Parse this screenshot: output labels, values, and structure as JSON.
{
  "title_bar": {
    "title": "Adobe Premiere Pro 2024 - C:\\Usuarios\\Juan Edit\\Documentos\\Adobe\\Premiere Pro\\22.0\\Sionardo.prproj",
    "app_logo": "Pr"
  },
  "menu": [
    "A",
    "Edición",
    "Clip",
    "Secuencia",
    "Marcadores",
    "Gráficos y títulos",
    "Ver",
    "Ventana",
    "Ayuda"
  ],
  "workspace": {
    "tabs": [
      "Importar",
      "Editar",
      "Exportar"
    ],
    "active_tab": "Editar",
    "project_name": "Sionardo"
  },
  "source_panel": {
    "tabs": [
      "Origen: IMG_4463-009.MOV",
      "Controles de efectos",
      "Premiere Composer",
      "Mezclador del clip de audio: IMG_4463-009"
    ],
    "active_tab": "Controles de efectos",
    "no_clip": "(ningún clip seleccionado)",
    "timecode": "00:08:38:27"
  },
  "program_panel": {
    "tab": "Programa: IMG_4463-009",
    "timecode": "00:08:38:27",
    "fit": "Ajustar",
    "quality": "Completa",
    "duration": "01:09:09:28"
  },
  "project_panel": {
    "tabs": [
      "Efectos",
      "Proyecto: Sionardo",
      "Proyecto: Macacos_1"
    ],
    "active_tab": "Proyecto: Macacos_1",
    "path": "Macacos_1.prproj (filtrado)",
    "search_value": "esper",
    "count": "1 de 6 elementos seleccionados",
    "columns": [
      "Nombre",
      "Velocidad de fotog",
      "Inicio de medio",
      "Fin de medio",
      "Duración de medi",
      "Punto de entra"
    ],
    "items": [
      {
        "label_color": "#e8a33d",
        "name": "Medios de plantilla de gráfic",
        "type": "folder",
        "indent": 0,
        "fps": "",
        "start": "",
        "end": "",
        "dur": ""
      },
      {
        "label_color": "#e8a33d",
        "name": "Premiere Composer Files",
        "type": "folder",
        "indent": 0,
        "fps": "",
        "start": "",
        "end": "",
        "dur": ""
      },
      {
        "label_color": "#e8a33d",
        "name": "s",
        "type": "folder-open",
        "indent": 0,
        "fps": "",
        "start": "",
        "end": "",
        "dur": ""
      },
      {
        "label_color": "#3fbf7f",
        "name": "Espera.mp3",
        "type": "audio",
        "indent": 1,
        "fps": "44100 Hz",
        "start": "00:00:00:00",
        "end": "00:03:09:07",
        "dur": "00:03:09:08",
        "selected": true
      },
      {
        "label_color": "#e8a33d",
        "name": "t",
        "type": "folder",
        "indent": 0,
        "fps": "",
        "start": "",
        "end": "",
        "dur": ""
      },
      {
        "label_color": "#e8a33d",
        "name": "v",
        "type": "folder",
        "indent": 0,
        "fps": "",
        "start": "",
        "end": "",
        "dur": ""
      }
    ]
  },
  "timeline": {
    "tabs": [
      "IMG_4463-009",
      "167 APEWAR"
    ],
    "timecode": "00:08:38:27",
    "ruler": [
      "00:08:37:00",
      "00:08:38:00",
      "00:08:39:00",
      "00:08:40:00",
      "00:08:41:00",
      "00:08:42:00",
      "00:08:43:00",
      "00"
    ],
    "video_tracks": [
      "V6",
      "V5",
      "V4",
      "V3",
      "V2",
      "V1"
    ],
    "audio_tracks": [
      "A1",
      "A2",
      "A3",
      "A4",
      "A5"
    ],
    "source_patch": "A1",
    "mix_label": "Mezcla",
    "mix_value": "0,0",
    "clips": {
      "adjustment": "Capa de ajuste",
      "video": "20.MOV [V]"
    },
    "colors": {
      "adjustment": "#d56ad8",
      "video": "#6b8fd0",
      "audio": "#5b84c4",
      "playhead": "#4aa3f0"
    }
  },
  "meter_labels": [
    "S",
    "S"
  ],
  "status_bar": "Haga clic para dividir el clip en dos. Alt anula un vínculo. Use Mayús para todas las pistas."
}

◇ ◇ ◇ ◇

- Exercise instructions -
Would you give the material above again, complete and exact?

- Right answer -
Parse this screenshot: output labels, values, and structure as JSON.
{
  "title_bar": {
    "title": "Adobe Premiere Pro 2024 - C:\\Usuarios\\Juan Edit\\Documentos\\Adobe\\Premiere Pro\\22.0\\Sionardo.prproj",
    "app_logo": "Pr"
  },
  "menu": [
    "A",
    "Edición",
    "Clip",
    "Secuencia",
    "Marcadores",
    "Gráficos y títulos",
    "Ver",
    "Ventana",
    "Ayuda"
  ],
  "workspace": {
    "tabs": [
      "Importar",
      "Editar",
      "Exportar"
    ],
    "active_tab": "Editar",
    "project_name": "Sionardo"
  },
  "source_panel": {
    "tabs": [
      "Origen: IMG_4463-009.MOV",
      "Controles de efectos",
      "Premiere Composer",
      "Mezclador del clip de audio: IMG_4463-009"
    ],
    "active_tab": "Controles de efectos",
    "no_clip": "(ningún clip seleccionado)",
    "timecode": "00:08:38:27"
  },
  "program_panel": {
    "tab": "Programa: IMG_4463-009",
    "timecode": "00:08:38:27",
    "fit": "Ajustar",
    "quality": "Completa",
    "duration": "01:09:09:28"
  },
  "project_panel": {
    "tabs": [
      "Efectos",
      "Proyecto: Sionardo",
      "Proyecto: Macacos_1"
    ],
    "active_tab": "Proyecto: Macacos_1",
    "path": "Macacos_1.prproj (filtrado)",
    "search_value": "esper",
    "count": "1 de 6 elementos seleccionados",
    "columns": [
      "Nombre",
      "Velocidad de fotog",
      "Inicio de medio",
      "Fin de medio",
      "Duración de medi",
      "Punto de entra"
    ],
    "items": [
      {
        "label_color": "#e8a33d",
        "name": "Medios de plantilla de gráfic",
        "type": "folder",
        "indent": 0,
        "fps": "",
        "start": "",
        "end": "",
        "dur": ""
      },
      {
        "label_color": "#e8a33d",
        "name": "Premiere Composer Files",
        "type": "folder",
        "indent": 0,
        "fps": "",
        "start": "",
        "end": "",
        "dur": ""
      },
      {
        "label_color": "#e8a33d",
        "name": "s",
        "type": "folder-open",
        "indent": 0,
        "fps": "",
        "start": "",
        "end": "",
        "dur": ""
      },
      {
        "label_color": "#3fbf7f",
        "name": "Espera.mp3",
        "type": "audio",
        "indent": 1,
        "fps": "44100 Hz",
        "start": "00:00:00:00",
        "end": "00:03:09:07",
        "dur": "00:03:09:08",
        "selected": true
      },
      {
        "label_color": "#e8a33d",
        "name": "t",
        "type": "folder",
        "indent": 0,
        "fps": "",
        "start": "",
        "end": "",
        "dur": ""
      },
      {
        "label_color": "#e8a33d",
        "name": "v",
        "type": "folder",
        "indent": 0,
        "fps": "",
        "start": "",
        "end": "",
        "dur": ""
      }
    ]
  },
  "timeline": {
    "tabs": [
      "IMG_4463-009",
      "167 APEWAR"
    ],
    "timecode": "00:08:38:27",
    "ruler": [
      "00:08:37:00",
      "00:08:38:00",
      "00:08:39:00",
      "00:08:40:00",
      "00:08:41:00",
      "00:08:42:00",
      "00:08:43:00",
      "00"
    ],
    "video_tracks": [
      "V6",
      "V5",
      "V4",
      "V3",
      "V2",
      "V1"
    ],
    "audio_tracks": [
      "A1",
      "A2",
      "A3",
      "A4",
      "A5"
    ],
    "source_patch": "A1",
    "mix_label": "Mezcla",
    "mix_value": "0,0",
    "clips": {
      "adjustment": "Capa de ajuste",
      "video": "20.MOV [V]"
    },
    "colors": {
      "adjustment": "#d56ad8",
      "video": "#6b8fd0",
      "audio": "#5b84c4",
      "playhead": "#4aa3f0"
    }
  },
  "meter_labels": [
    "S",
    "S"
  ],
  "status_bar": "Haga clic para dividir el clip en dos. Alt anula un vínculo. Use Mayús para todas las pistas."
}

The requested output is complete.